» **Provided entries**:
┌────────

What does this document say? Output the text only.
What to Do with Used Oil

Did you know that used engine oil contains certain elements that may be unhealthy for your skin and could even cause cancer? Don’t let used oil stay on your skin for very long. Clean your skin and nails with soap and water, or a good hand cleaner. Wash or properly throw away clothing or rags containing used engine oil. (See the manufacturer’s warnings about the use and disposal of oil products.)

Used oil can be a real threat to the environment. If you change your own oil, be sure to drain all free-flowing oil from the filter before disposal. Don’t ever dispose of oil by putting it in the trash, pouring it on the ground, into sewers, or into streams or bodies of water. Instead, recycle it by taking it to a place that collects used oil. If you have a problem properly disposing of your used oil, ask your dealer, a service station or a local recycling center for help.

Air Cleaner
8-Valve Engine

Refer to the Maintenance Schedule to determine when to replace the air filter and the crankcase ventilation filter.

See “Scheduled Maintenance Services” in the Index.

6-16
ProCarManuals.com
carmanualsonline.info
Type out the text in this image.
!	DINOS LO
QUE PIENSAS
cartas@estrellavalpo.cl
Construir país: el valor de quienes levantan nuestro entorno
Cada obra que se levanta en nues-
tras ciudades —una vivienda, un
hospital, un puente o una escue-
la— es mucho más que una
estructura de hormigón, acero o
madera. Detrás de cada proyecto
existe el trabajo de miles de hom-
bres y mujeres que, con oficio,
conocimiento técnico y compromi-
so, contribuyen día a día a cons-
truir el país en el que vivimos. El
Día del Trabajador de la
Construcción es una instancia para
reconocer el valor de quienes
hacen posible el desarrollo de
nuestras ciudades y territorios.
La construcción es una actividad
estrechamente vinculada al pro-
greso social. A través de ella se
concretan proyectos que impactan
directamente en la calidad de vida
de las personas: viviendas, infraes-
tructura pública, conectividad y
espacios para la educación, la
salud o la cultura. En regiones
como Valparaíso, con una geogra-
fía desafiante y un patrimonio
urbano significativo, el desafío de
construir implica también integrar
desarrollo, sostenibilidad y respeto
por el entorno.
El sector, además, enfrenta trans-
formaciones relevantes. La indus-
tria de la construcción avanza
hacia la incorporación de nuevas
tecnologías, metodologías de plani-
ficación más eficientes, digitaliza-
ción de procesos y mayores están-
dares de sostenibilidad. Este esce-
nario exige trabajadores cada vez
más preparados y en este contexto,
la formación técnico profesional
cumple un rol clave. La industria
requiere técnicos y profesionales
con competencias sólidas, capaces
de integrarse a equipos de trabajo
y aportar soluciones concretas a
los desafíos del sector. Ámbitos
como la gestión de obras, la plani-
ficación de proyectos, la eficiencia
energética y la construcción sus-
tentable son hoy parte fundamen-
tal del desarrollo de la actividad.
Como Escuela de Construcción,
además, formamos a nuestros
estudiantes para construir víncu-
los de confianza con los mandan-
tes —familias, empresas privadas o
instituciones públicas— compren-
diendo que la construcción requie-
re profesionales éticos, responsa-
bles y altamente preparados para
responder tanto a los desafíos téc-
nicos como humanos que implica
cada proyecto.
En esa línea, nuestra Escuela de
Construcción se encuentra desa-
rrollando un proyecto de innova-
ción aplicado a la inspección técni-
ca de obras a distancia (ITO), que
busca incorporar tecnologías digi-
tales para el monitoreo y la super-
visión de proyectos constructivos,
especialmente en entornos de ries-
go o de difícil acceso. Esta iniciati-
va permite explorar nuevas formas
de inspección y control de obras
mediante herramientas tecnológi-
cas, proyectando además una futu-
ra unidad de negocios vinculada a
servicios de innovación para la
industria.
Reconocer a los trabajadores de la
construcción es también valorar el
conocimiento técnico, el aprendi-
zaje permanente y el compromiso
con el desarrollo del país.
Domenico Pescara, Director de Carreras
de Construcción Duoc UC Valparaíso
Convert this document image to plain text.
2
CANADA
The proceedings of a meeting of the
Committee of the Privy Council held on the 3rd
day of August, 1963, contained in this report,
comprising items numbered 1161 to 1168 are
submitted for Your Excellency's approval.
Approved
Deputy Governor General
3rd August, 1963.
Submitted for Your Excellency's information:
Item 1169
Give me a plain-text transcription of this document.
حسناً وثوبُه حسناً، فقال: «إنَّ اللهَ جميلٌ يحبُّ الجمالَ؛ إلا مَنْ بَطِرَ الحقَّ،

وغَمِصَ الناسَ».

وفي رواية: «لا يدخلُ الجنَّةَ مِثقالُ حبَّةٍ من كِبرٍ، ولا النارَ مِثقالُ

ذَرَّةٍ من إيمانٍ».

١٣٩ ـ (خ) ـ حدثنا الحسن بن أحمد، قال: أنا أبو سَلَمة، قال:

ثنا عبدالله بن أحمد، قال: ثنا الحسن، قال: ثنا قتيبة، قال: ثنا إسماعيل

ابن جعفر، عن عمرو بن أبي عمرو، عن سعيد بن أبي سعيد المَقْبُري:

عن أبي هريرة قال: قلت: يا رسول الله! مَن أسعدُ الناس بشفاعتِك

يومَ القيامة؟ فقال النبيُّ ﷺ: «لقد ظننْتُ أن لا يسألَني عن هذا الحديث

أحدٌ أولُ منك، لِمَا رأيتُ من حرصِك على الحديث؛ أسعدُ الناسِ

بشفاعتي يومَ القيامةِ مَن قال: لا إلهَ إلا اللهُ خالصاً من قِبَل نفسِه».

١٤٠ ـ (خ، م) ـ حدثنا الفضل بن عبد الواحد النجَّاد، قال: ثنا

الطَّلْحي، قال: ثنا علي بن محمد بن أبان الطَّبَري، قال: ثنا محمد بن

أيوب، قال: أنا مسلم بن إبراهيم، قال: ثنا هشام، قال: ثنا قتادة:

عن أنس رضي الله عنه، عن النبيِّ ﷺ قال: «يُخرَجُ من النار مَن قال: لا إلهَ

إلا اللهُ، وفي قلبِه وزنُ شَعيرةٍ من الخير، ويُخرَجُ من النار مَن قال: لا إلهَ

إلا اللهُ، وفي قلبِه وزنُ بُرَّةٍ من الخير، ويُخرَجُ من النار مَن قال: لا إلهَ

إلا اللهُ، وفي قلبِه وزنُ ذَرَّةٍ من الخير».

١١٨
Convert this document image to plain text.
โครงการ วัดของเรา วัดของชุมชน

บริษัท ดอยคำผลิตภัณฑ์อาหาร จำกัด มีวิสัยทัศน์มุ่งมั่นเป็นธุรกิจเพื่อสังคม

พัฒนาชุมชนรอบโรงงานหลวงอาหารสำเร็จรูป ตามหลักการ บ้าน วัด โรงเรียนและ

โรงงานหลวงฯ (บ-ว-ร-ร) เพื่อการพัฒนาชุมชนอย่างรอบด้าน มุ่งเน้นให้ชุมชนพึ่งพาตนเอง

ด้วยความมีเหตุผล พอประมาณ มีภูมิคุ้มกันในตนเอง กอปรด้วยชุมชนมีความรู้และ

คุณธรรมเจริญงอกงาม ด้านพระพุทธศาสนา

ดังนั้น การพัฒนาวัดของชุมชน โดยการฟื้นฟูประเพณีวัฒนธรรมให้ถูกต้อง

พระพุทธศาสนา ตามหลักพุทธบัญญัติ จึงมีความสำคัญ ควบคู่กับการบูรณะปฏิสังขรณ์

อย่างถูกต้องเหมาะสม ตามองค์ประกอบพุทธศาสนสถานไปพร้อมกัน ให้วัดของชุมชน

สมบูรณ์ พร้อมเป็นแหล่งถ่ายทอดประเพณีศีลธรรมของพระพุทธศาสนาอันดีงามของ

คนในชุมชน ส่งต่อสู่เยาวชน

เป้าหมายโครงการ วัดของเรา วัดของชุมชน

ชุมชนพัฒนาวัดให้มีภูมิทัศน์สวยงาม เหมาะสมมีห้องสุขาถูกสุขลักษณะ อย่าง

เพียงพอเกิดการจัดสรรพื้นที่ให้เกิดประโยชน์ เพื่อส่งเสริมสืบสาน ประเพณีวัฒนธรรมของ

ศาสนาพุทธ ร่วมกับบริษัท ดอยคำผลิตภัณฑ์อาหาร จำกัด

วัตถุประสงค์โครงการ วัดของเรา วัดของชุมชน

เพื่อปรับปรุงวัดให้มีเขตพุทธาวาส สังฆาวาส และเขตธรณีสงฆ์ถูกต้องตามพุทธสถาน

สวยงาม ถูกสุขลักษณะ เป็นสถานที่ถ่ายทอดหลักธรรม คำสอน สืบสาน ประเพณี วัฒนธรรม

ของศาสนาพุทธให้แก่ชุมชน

└────────

How many of the lines above hold the word "กษณะ"? Give only that number.

» **Reply**: 2